> WHAT YOU NEED TO DO: Find the string "оперы" and gather every line that holds it.

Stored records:
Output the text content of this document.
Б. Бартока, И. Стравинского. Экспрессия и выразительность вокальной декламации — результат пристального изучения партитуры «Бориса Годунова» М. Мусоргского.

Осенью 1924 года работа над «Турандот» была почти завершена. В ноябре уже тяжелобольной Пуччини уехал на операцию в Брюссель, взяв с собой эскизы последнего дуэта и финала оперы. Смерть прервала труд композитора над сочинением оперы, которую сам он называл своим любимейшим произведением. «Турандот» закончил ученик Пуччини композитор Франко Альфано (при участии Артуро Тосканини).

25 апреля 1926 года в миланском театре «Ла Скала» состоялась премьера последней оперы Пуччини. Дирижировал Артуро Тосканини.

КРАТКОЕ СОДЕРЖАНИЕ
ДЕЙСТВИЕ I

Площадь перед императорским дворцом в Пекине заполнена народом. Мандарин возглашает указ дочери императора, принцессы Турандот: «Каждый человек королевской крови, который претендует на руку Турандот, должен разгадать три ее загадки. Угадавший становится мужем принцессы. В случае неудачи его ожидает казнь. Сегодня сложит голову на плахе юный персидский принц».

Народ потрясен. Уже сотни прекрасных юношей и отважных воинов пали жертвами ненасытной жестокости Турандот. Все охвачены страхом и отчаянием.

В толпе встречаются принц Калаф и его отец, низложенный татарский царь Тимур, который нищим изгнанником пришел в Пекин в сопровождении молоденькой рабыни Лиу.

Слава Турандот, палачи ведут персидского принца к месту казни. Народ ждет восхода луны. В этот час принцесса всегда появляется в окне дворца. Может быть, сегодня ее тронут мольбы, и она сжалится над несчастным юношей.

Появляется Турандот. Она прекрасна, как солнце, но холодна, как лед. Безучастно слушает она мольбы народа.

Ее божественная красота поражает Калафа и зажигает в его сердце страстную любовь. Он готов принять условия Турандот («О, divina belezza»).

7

> SOLUTION TO THIS EXERCISE:
Осенью 1924 года работа над «Турандот» была почти завершена. В ноябре уже тяжелобольной Пуччини уехал на операцию в Брюссель, взяв с собой эскизы последнего дуэта и финала оперы. Смерть прервала труд композитора над сочинением оперы, которую сам он называл своим любимейшим произведением. «Турандот» закончил ученик Пуччини композитор Франко Альфано (при участии Артуро Тосканини).
25 апреля 1926 года в миланском театре «Ла Скала» состоялась премьера последней оперы Пуччини. Дирижировал Артуро Тосканини.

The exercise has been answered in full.